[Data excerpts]

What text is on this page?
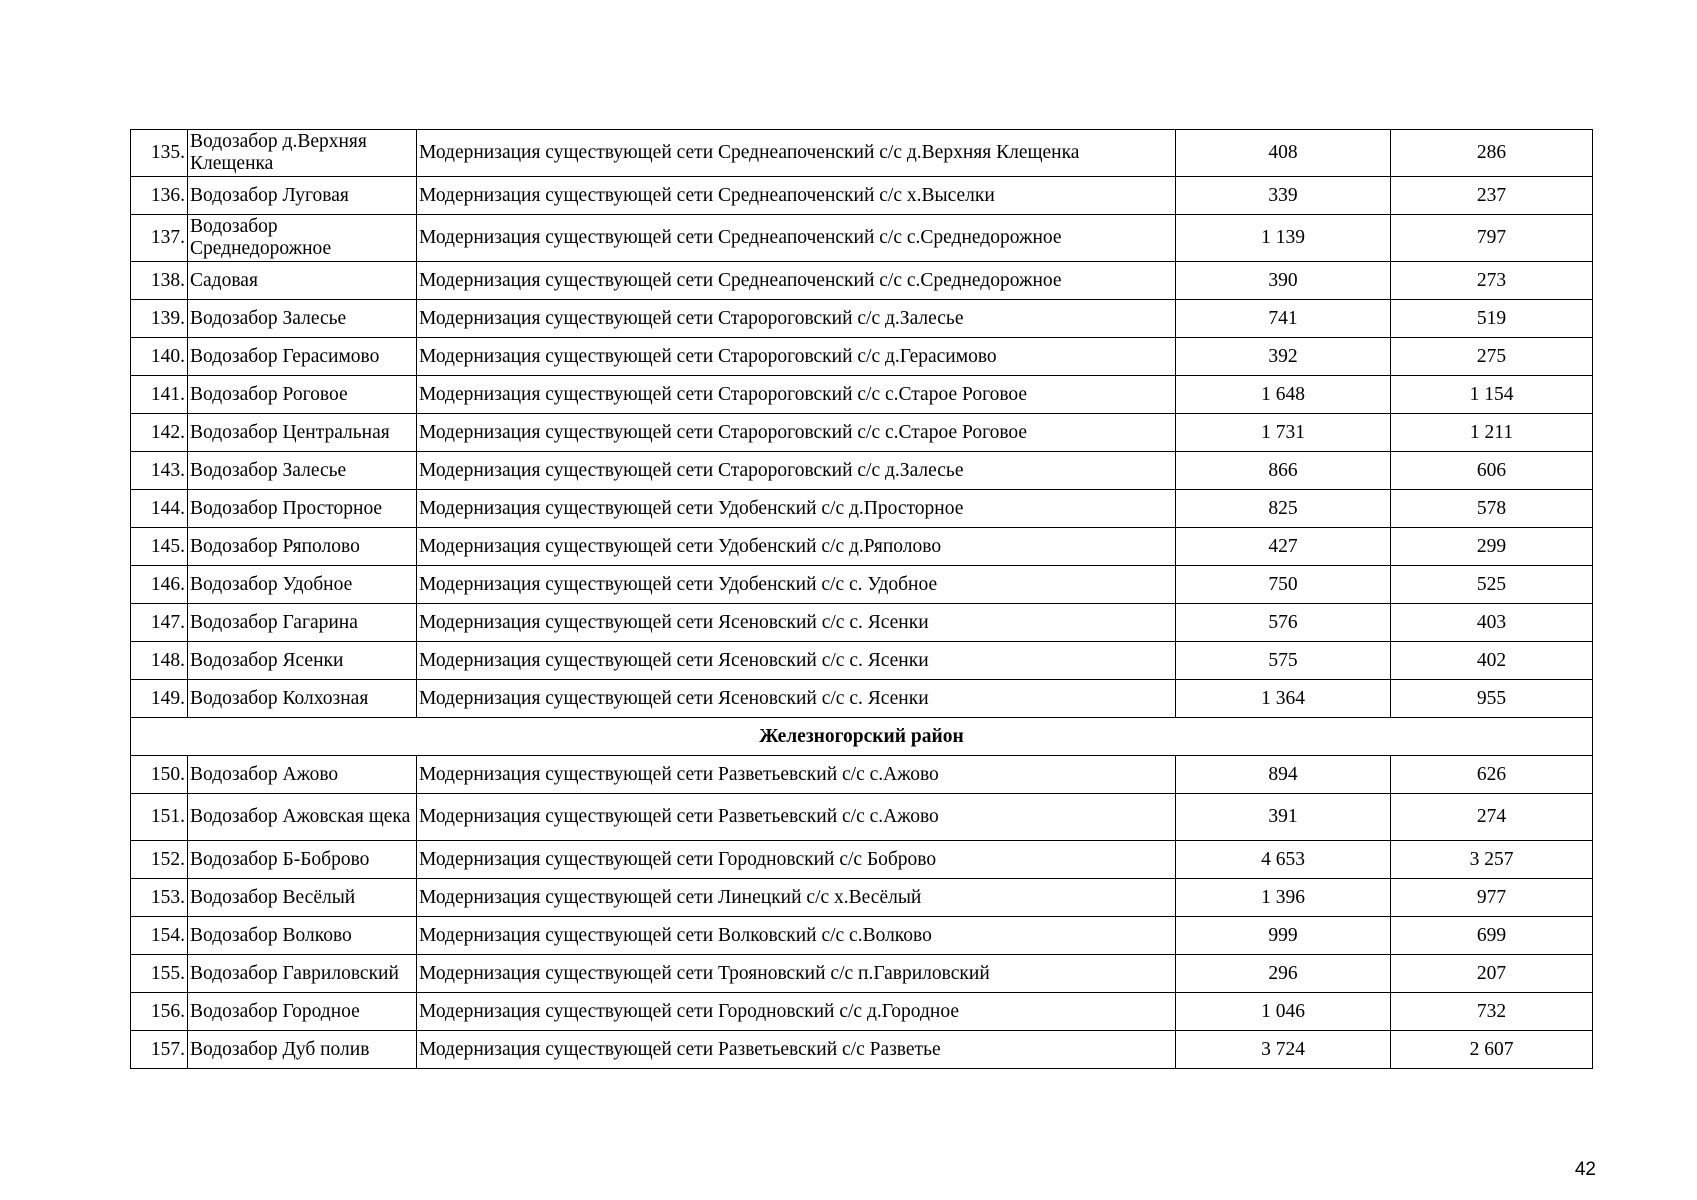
135.	Водозабор д.Верхняя Клещенка	Модернизация существующей сети Среднеапоченский с/с д.Верхняя Клещенка	408	286
136.	Водозабор Луговая	Модернизация существующей сети Среднеапоченский с/с х.Выселки	339	237
137.	Водозабор Среднедорожное	Модернизация существующей сети Среднеапоченский с/с с.Среднедорожное	1 139	797
138.	Садовая	Модернизация существующей сети Среднеапоченский с/с с.Среднедорожное	390	273
139.	Водозабор Залесье	Модернизация существующей сети Старороговский с/с д.Залесье	741	519
140.	Водозабор Герасимово	Модернизация существующей сети Старороговский с/с д.Герасимово	392	275
141.	Водозабор Роговое	Модернизация существующей сети Старороговский с/с с.Старое Роговое	1 648	1 154
142.	Водозабор Центральная	Модернизация существующей сети Старороговский с/с с.Старое Роговое	1 731	1 211
143.	Водозабор Залесье	Модернизация существующей сети Старороговский с/с д.Залесье	866	606
144.	Водозабор Просторное	Модернизация существующей сети Удобенский с/с д.Просторное	825	578
145.	Водозабор Ряполово	Модернизация существующей сети Удобенский с/с д.Ряполово	427	299
146.	Водозабор Удобное	Модернизация существующей сети Удобенский с/с с. Удобное	750	525
147.	Водозабор Гагарина	Модернизация существующей сети Ясеновский с/с с. Ясенки	576	403
148.	Водозабор Ясенки	Модернизация существующей сети Ясеновский с/с с. Ясенки	575	402
149.	Водозабор Колхозная	Модернизация существующей сети Ясеновский с/с с. Ясенки	1 364	955
Железногорский район				
150.	Водозабор Ажово	Модернизация существующей сети Разветьевский с/с с.Ажово	894	626
151.	Водозабор Ажовская щека	Модернизация существующей сети Разветьевский с/с с.Ажово	391	274
152.	Водозабор Б-Боброво	Модернизация существующей сети Городновский с/с Боброво	4 653	3 257
153.	Водозабор Весёлый	Модернизация существующей сети Линецкий с/с х.Весёлый	1 396	977
154.	Водозабор Волково	Модернизация существующей сети Волковский с/с с.Волково	999	699
155.	Водозабор Гавриловский	Модернизация существующей сети Трояновский с/с п.Гавриловский	296	207
156.	Водозабор Городное	Модернизация существующей сети Городновский с/с д.Городное	1 046	732
157.	Водозабор Дуб полив	Модернизация существующей сети Разветьевский с/с Разветье	3 724	2 607
42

- **Short task**: Return the lines of the records that include the string "Залесье".

- **Problem solution**:
139.	Водозабор Залесье	Модернизация существующей сети Старороговский с/с д.Залесье	741	519
143.	Водозабор Залесье	Модернизация существующей сети Старороговский с/с д.Залесье	866	606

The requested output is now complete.